Records about charts and figures:
— begin —
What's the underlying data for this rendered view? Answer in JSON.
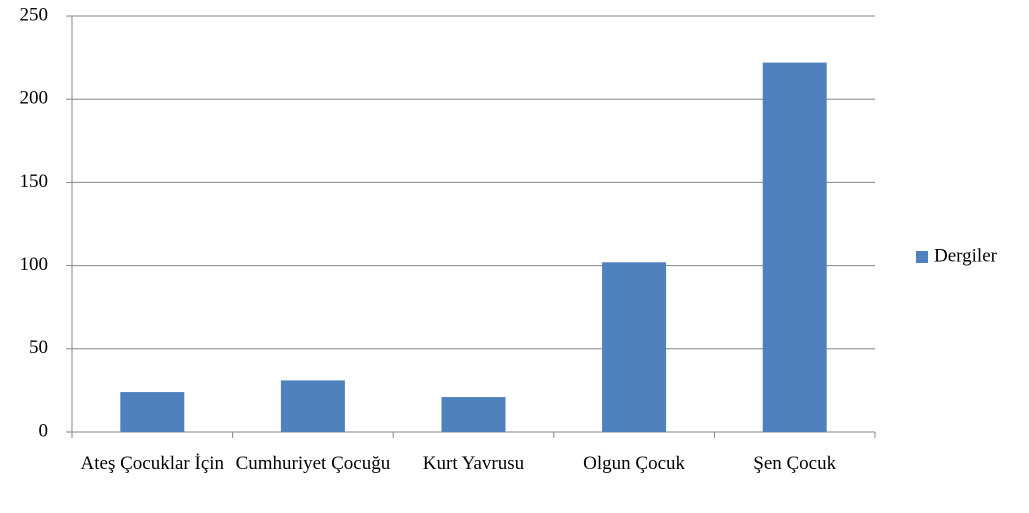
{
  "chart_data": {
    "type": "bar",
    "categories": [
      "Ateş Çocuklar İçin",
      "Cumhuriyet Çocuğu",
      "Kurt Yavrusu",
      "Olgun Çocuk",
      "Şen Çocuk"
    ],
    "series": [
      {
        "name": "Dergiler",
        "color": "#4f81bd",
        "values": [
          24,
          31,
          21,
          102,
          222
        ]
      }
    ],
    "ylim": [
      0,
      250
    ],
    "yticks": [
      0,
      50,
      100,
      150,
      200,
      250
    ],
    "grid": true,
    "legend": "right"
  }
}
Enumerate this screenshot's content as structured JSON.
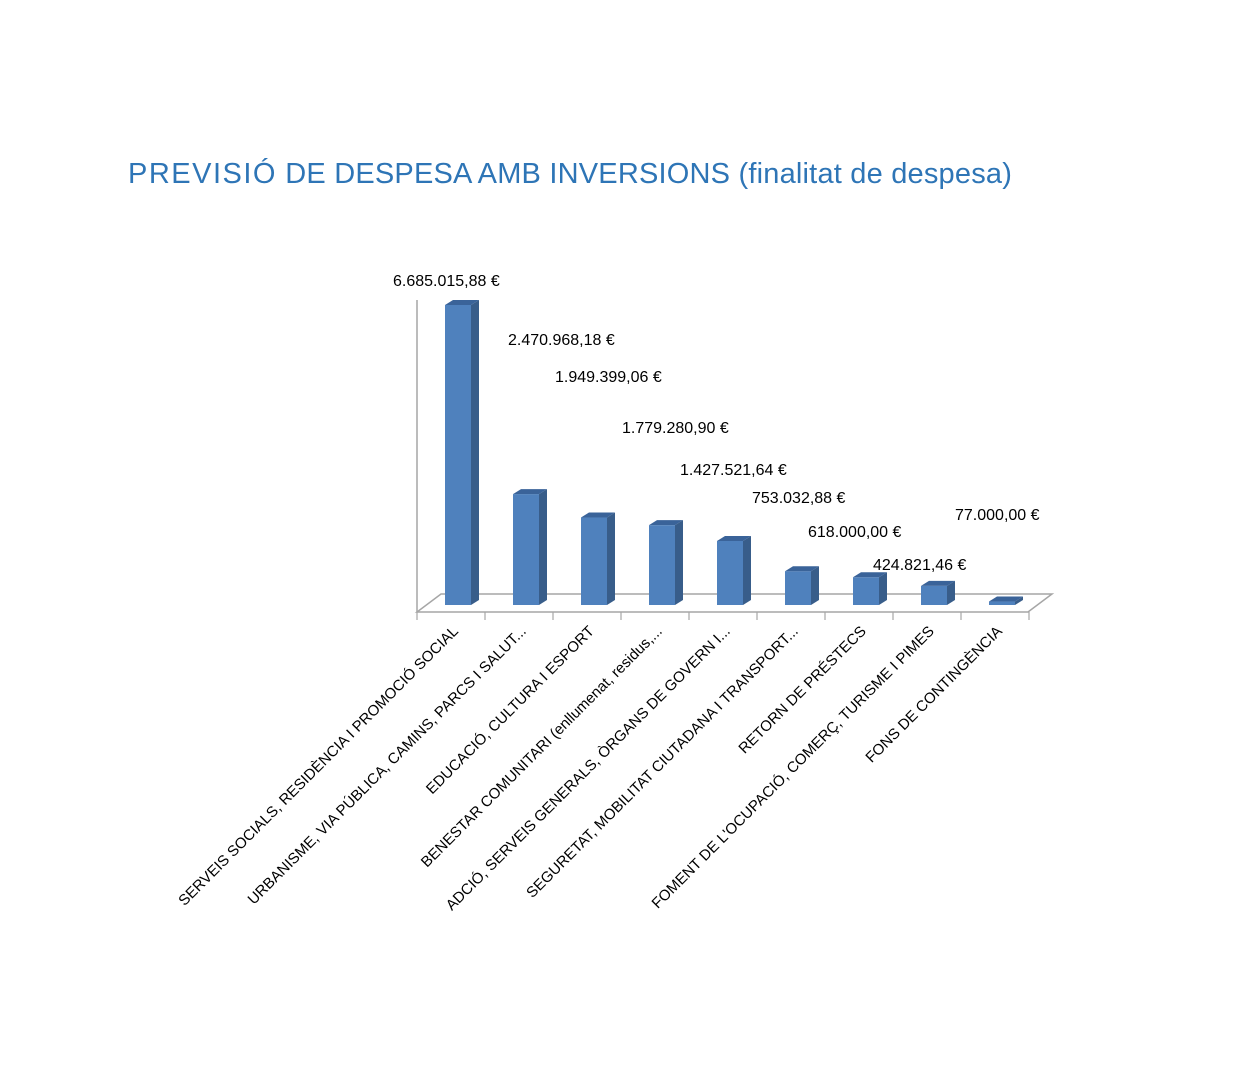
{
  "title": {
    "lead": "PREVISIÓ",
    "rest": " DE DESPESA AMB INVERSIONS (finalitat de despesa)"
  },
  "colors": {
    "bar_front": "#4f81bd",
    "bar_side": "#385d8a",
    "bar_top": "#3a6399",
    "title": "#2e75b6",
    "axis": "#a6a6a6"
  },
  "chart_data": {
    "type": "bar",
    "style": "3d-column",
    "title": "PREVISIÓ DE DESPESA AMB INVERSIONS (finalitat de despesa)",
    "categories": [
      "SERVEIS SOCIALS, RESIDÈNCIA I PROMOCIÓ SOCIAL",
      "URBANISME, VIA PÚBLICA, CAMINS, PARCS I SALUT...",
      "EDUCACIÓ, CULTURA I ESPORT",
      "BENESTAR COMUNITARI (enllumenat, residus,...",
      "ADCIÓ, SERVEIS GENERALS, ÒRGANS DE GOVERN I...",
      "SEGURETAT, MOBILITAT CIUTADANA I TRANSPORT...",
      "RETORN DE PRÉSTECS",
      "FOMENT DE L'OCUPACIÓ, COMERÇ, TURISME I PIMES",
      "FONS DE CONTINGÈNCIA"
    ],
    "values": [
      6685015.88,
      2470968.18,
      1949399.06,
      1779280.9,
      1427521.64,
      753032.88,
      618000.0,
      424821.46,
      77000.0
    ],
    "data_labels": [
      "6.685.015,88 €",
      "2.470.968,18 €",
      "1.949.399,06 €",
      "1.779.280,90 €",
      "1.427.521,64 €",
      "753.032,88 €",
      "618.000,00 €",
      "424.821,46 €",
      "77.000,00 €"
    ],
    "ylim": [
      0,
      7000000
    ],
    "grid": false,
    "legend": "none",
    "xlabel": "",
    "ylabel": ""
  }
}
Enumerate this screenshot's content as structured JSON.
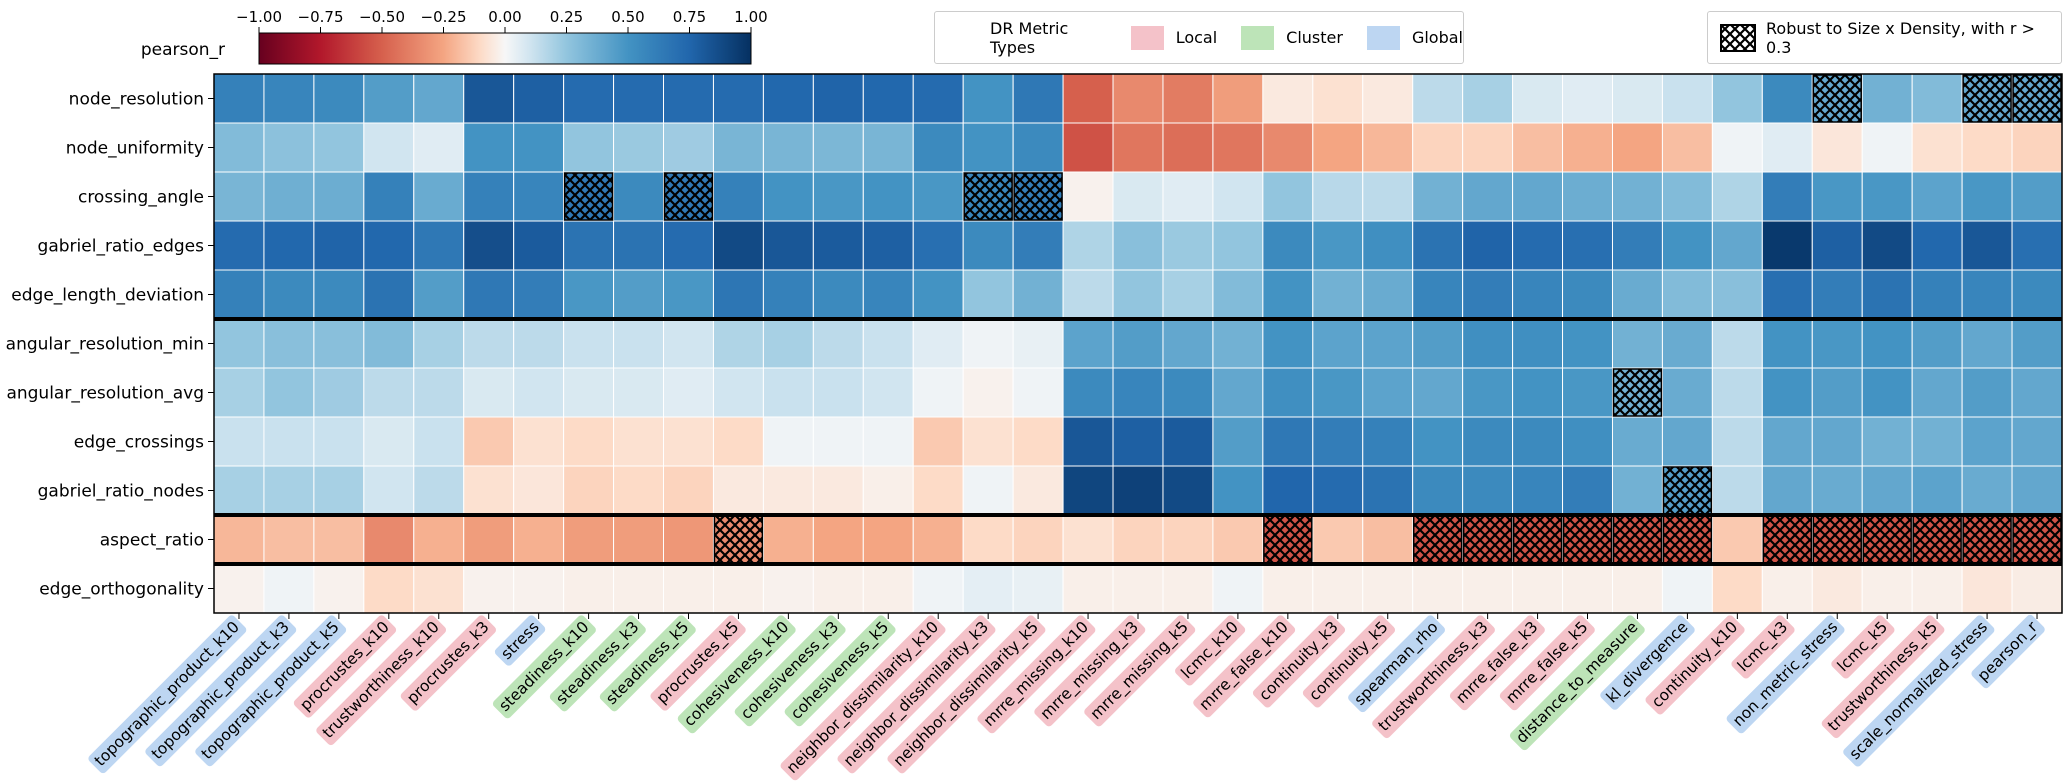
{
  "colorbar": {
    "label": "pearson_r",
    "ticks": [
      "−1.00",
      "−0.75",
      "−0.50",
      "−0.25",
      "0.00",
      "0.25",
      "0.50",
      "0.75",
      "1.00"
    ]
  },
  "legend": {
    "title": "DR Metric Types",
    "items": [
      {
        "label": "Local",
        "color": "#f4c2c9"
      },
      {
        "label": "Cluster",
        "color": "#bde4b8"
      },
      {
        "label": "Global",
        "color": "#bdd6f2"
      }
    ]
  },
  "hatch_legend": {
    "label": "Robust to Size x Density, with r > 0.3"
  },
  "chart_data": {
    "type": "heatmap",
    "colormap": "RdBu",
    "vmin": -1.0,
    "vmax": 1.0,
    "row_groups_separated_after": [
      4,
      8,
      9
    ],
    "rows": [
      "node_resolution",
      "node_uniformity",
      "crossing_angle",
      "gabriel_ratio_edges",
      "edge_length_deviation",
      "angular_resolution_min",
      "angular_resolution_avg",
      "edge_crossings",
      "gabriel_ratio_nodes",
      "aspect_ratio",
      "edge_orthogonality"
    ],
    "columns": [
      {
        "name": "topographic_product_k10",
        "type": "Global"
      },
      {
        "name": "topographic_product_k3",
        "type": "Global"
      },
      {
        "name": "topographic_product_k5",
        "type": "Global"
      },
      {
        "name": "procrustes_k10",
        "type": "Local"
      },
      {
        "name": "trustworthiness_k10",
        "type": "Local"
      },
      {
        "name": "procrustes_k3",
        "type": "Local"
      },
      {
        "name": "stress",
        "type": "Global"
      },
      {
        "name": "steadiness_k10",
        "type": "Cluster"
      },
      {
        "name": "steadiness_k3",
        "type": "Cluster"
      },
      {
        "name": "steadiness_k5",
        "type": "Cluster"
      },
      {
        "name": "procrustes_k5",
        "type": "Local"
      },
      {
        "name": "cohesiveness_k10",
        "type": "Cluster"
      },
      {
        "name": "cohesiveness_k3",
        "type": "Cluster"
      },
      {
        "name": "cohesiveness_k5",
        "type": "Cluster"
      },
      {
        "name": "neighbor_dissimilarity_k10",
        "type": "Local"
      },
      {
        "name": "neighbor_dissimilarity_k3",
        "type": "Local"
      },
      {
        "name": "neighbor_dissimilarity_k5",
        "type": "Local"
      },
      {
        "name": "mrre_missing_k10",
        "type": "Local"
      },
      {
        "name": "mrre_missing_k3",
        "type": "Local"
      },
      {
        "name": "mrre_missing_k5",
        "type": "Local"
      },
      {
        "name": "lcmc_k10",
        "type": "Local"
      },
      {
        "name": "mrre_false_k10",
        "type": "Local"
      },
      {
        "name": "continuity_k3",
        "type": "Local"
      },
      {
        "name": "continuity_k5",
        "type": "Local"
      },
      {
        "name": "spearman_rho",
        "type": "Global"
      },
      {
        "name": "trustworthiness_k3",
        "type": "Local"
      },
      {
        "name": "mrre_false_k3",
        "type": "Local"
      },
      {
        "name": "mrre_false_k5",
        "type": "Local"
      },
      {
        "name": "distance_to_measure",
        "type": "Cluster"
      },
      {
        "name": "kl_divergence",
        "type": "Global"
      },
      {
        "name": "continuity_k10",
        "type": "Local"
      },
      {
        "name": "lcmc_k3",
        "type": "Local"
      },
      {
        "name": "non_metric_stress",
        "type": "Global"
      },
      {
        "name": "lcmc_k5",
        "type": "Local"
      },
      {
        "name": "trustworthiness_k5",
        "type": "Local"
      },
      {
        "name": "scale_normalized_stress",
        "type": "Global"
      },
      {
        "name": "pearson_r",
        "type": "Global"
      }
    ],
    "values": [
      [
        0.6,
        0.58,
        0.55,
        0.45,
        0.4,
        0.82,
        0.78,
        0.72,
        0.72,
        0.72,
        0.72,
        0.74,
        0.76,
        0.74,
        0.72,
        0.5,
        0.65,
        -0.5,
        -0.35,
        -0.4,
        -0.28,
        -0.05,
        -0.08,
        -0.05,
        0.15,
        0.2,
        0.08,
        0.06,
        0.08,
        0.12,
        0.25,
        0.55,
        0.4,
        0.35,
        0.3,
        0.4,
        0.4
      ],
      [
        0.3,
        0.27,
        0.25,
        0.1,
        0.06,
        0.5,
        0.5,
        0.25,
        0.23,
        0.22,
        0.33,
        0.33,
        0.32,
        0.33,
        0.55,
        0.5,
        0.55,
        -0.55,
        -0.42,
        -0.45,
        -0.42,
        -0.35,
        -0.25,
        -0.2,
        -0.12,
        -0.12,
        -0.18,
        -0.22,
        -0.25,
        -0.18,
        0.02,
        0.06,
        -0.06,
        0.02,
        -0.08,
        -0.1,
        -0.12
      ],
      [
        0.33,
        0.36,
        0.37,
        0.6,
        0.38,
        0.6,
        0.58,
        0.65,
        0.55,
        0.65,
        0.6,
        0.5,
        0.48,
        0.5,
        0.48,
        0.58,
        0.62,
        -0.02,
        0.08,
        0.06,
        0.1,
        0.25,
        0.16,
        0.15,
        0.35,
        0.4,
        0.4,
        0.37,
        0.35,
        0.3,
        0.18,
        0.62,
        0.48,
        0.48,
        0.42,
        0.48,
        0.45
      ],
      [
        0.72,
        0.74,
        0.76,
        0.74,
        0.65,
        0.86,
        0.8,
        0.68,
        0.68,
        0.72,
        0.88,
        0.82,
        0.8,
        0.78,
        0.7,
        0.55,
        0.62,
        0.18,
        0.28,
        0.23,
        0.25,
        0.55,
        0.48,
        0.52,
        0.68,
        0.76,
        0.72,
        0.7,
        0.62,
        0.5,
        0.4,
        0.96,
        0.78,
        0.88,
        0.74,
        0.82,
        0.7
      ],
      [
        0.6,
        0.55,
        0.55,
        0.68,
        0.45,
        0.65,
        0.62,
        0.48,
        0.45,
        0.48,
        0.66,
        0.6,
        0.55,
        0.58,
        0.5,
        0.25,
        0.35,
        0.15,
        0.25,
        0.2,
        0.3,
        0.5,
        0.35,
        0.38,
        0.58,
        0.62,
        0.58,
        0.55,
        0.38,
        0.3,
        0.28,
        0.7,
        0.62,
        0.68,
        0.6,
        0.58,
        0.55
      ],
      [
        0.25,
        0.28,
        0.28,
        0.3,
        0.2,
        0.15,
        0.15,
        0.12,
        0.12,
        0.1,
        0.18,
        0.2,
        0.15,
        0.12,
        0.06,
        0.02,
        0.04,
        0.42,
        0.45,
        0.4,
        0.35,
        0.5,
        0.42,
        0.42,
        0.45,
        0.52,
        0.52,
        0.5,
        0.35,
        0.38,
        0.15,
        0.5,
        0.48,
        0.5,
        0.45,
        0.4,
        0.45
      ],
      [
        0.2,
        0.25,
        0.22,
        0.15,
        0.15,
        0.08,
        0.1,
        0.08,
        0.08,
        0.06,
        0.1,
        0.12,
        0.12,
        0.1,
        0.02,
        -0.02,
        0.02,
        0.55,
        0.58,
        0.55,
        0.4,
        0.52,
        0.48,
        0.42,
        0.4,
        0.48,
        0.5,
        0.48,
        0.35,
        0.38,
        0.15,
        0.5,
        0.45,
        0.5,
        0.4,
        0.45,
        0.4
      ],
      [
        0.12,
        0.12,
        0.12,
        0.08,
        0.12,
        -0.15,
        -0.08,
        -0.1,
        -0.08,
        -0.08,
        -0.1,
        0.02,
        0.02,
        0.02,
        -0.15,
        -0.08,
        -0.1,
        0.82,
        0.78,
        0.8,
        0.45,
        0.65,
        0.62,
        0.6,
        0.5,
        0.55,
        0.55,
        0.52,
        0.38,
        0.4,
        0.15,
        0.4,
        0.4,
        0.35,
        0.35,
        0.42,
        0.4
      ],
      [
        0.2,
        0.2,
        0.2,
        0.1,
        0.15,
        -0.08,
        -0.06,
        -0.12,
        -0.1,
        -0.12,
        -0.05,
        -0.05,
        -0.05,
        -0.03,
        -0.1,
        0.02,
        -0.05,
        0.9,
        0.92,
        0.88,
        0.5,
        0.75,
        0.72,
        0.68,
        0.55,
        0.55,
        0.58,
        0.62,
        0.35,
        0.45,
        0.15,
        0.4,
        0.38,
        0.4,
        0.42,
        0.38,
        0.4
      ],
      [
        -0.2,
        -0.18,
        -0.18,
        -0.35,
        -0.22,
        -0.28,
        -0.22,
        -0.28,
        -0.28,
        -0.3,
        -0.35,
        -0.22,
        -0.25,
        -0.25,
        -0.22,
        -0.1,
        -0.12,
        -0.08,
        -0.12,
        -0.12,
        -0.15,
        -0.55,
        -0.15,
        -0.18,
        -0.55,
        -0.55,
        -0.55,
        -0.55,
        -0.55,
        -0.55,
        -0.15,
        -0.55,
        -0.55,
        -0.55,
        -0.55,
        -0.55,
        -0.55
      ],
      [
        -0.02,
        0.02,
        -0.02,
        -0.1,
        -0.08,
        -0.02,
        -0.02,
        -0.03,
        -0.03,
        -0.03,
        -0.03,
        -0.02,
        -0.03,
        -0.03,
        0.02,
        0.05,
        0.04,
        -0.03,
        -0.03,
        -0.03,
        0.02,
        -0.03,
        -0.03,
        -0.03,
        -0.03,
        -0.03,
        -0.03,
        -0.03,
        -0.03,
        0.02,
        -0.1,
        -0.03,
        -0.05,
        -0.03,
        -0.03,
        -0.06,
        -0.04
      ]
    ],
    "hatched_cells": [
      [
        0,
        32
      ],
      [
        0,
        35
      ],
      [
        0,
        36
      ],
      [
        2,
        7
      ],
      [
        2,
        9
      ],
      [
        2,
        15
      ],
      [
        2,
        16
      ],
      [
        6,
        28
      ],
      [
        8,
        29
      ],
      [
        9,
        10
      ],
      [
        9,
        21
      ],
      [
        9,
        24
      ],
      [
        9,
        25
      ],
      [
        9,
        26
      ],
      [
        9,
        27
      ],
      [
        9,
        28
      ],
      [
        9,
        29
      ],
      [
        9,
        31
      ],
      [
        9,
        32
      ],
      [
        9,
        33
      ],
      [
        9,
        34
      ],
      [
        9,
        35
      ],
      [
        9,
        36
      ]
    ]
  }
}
— end —
PROBLEM TO SOLVE: Copy out each line of the entries that holds "PREVISIÓ".

COMPLETE RESPONSE:
    "lead": "PREVISIÓ",
    "title": "PREVISIÓ DE DESPESA AMB INVERSIONS (finalitat de despesa)",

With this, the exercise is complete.